What you are asked to do: All lines featuring the string "Panel" are to be listed.

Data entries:
****

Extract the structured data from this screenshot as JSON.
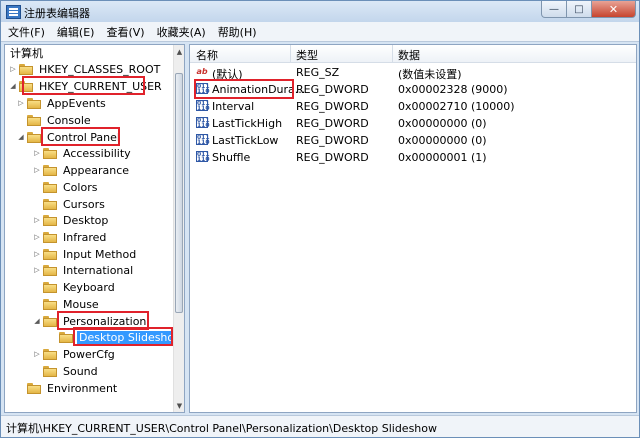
{
  "window": {
    "title": "注册表编辑器",
    "minimize_glyph": "—",
    "maximize_glyph": "□",
    "close_glyph": "✕"
  },
  "menu": [
    "文件(F)",
    "编辑(E)",
    "查看(V)",
    "收藏夹(A)",
    "帮助(H)"
  ],
  "tree": {
    "root": "计算机",
    "items": [
      {
        "label": "HKEY_CLASSES_ROOT"
      },
      {
        "label": "HKEY_CURRENT_USER"
      },
      {
        "label": "AppEvents"
      },
      {
        "label": "Console"
      },
      {
        "label": "Control Panel"
      },
      {
        "label": "Accessibility"
      },
      {
        "label": "Appearance"
      },
      {
        "label": "Colors"
      },
      {
        "label": "Cursors"
      },
      {
        "label": "Desktop"
      },
      {
        "label": "Infrared"
      },
      {
        "label": "Input Method"
      },
      {
        "label": "International"
      },
      {
        "label": "Keyboard"
      },
      {
        "label": "Mouse"
      },
      {
        "label": "Personalization"
      },
      {
        "label": "Desktop Slideshow"
      },
      {
        "label": "PowerCfg"
      },
      {
        "label": "Sound"
      },
      {
        "label": "Environment"
      }
    ]
  },
  "list": {
    "headers": {
      "name": "名称",
      "type": "类型",
      "data": "数据"
    },
    "rows": [
      {
        "name": "(默认)",
        "type": "REG_SZ",
        "data": "(数值未设置)",
        "icon": "string-value-icon"
      },
      {
        "name": "AnimationDura...",
        "type": "REG_DWORD",
        "data": "0x00002328 (9000)",
        "icon": "binary-value-icon"
      },
      {
        "name": "Interval",
        "type": "REG_DWORD",
        "data": "0x00002710 (10000)",
        "icon": "binary-value-icon"
      },
      {
        "name": "LastTickHigh",
        "type": "REG_DWORD",
        "data": "0x00000000 (0)",
        "icon": "binary-value-icon"
      },
      {
        "name": "LastTickLow",
        "type": "REG_DWORD",
        "data": "0x00000000 (0)",
        "icon": "binary-value-icon"
      },
      {
        "name": "Shuffle",
        "type": "REG_DWORD",
        "data": "0x00000001 (1)",
        "icon": "binary-value-icon"
      }
    ]
  },
  "status": {
    "path": "计算机\\HKEY_CURRENT_USER\\Control Panel\\Personalization\\Desktop Slideshow"
  },
  "colors": {
    "highlight_box": "#e0222b",
    "selection": "#3399ff"
  }
}
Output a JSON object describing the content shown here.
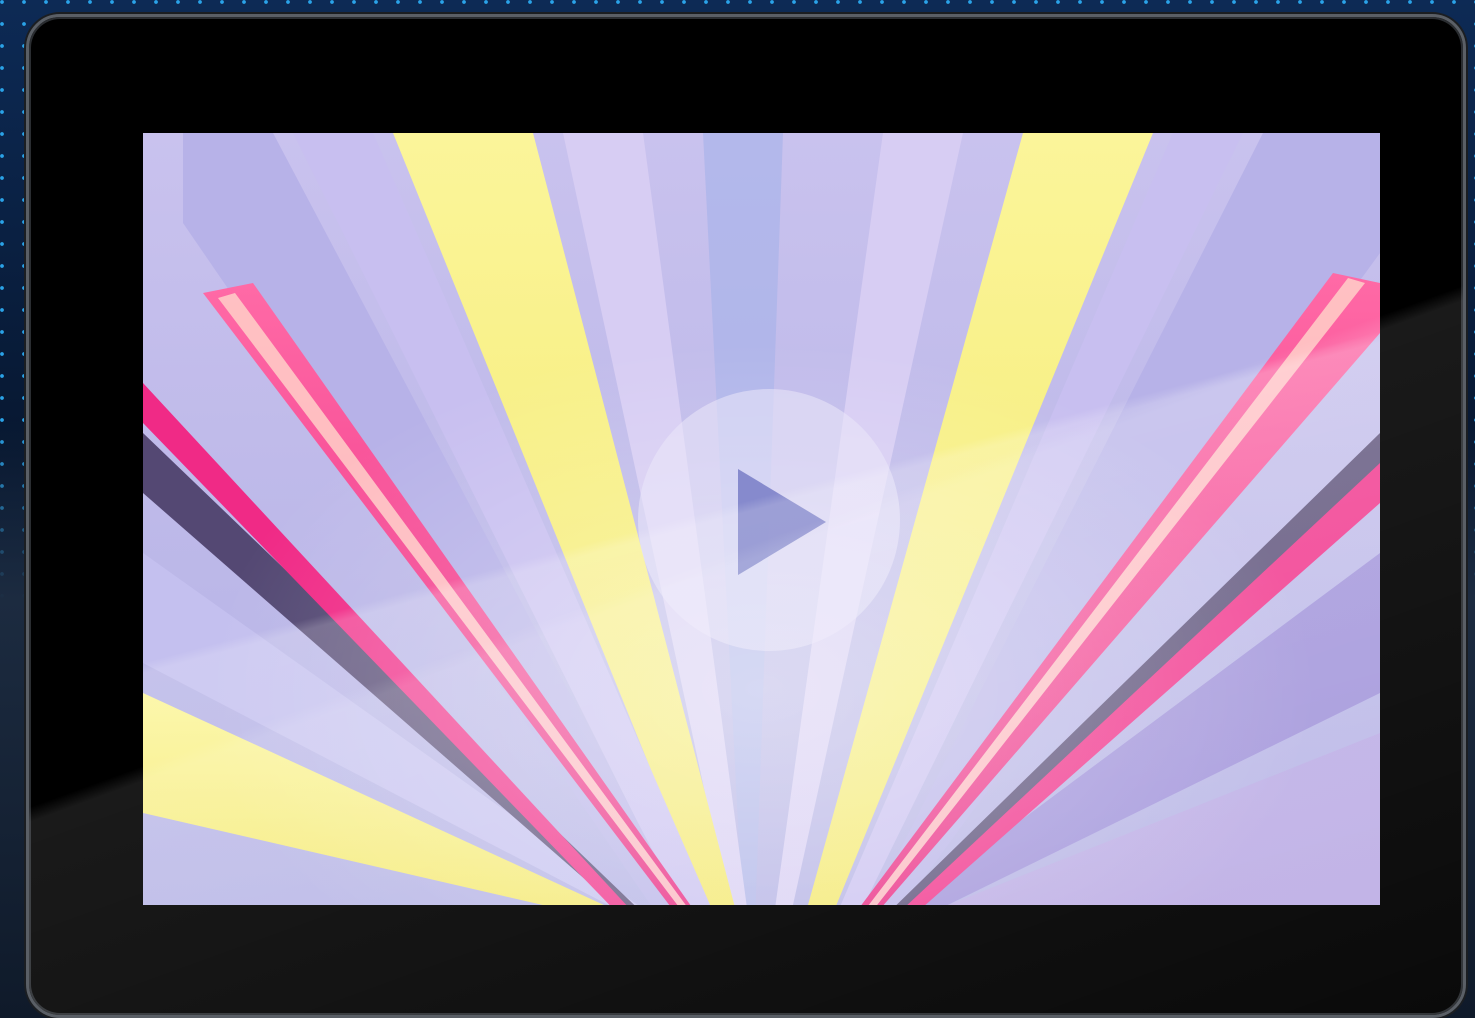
{
  "video": {
    "play_control": {
      "icon": "play-icon",
      "state": "paused"
    },
    "thumbnail": {
      "colors": {
        "lilac": "#b9b6e6",
        "lavender": "#a9b4ea",
        "yellow": "#f5ef7a",
        "magenta": "#f02a86",
        "pink_glow": "#ff9aa8",
        "dark_slot": "#3a2c55"
      }
    }
  },
  "frame": {
    "bezel_color": "#000000",
    "edge_color": "#5a5f66",
    "background_dots_color": "#2aa3e8"
  }
}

****

Answer to the problem:
        "label": "Control Panel"
    "path": "计算机\\HKEY_CURRENT_USER\\Control Panel\\Personalization\\Desktop Slideshow"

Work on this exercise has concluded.